Pick out the lines below with "ATTENUATOR" and list them.
____
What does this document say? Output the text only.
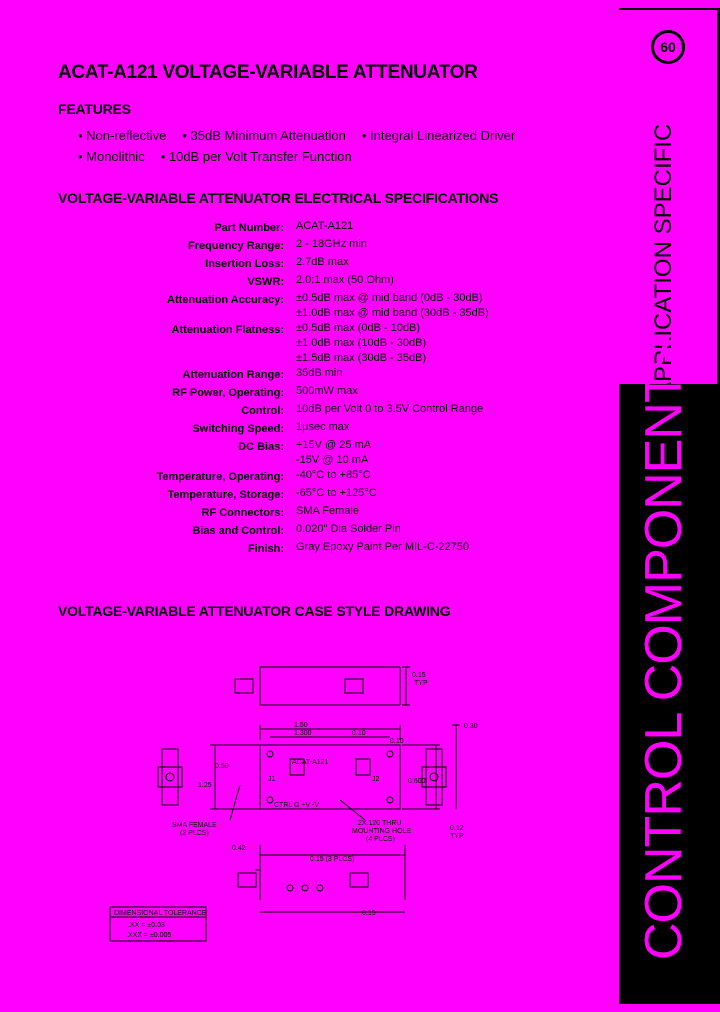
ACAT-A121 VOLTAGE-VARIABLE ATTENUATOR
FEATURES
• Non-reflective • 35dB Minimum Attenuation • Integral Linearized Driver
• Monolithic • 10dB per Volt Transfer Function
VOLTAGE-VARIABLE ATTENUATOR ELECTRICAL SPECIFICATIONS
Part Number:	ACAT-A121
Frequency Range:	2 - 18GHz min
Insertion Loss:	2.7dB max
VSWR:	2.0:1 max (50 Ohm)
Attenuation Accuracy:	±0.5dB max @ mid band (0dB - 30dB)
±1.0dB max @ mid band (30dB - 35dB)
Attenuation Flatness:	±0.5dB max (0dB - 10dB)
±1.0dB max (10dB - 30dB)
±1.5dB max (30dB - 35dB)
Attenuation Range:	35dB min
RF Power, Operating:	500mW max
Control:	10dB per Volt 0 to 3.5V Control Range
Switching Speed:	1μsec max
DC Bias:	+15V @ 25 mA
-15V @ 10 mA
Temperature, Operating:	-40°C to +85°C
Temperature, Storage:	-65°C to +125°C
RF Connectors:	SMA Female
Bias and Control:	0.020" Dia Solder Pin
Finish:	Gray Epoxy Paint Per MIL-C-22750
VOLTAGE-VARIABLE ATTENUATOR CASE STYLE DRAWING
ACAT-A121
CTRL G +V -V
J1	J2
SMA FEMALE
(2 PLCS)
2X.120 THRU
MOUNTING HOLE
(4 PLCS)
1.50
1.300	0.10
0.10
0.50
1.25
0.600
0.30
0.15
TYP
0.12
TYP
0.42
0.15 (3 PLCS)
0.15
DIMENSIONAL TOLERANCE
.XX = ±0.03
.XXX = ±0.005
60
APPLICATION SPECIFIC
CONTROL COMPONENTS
____
Answer for this exercise:
ACAT-A121 VOLTAGE-VARIABLE ATTENUATOR
VOLTAGE-VARIABLE ATTENUATOR ELECTRICAL SPECIFICATIONS
VOLTAGE-VARIABLE ATTENUATOR CASE STYLE DRAWING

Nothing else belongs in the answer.